(Items from a figure collection)
____________

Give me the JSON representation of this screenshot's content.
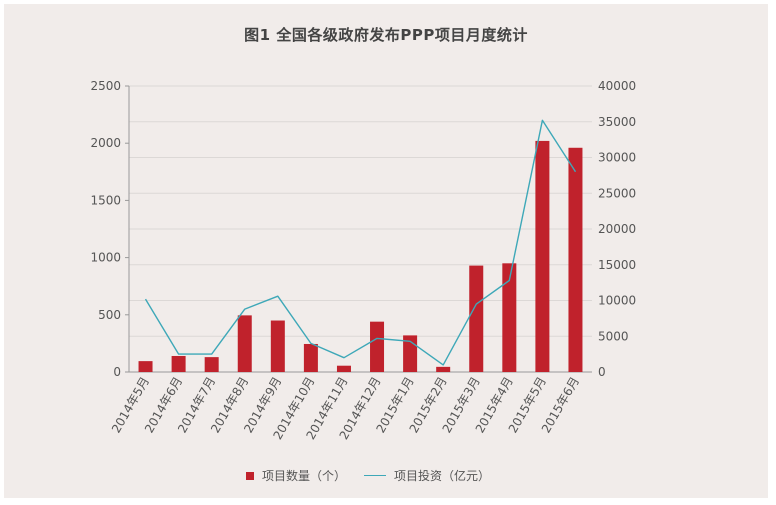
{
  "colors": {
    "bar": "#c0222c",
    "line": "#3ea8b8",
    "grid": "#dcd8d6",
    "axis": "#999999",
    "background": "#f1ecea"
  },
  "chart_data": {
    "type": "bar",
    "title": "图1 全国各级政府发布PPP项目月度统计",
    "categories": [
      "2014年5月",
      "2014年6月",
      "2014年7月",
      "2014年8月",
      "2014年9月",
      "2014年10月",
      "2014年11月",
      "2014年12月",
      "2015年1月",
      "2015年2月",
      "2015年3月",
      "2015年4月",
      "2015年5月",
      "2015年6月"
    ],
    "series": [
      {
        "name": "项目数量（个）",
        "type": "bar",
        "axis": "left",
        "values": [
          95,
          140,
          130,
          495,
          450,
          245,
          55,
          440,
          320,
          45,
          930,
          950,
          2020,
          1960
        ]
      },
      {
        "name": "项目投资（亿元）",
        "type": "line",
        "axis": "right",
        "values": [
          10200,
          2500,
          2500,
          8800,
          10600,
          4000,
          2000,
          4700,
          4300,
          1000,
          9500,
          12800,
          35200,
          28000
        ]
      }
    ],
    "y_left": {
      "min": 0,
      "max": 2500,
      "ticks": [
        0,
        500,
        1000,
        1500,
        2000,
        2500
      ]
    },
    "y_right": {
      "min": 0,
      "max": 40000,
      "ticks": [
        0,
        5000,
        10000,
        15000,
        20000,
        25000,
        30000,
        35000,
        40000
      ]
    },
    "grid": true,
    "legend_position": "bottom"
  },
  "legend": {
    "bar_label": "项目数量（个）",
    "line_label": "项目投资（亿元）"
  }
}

____________

All of the data above should be transcribed verbatim, with pictures omitted.

Give me the JSON representation of this screenshot's content.
{
  "colors": {
    "bar": "#c0222c",
    "line": "#3ea8b8",
    "grid": "#dcd8d6",
    "axis": "#999999",
    "background": "#f1ecea"
  },
  "chart_data": {
    "type": "bar",
    "title": "图1 全国各级政府发布PPP项目月度统计",
    "categories": [
      "2014年5月",
      "2014年6月",
      "2014年7月",
      "2014年8月",
      "2014年9月",
      "2014年10月",
      "2014年11月",
      "2014年12月",
      "2015年1月",
      "2015年2月",
      "2015年3月",
      "2015年4月",
      "2015年5月",
      "2015年6月"
    ],
    "series": [
      {
        "name": "项目数量（个）",
        "type": "bar",
        "axis": "left",
        "values": [
          95,
          140,
          130,
          495,
          450,
          245,
          55,
          440,
          320,
          45,
          930,
          950,
          2020,
          1960
        ]
      },
      {
        "name": "项目投资（亿元）",
        "type": "line",
        "axis": "right",
        "values": [
          10200,
          2500,
          2500,
          8800,
          10600,
          4000,
          2000,
          4700,
          4300,
          1000,
          9500,
          12800,
          35200,
          28000
        ]
      }
    ],
    "y_left": {
      "min": 0,
      "max": 2500,
      "ticks": [
        0,
        500,
        1000,
        1500,
        2000,
        2500
      ]
    },
    "y_right": {
      "min": 0,
      "max": 40000,
      "ticks": [
        0,
        5000,
        10000,
        15000,
        20000,
        25000,
        30000,
        35000,
        40000
      ]
    },
    "grid": true,
    "legend_position": "bottom"
  },
  "legend": {
    "bar_label": "项目数量（个）",
    "line_label": "项目投资（亿元）"
  }
}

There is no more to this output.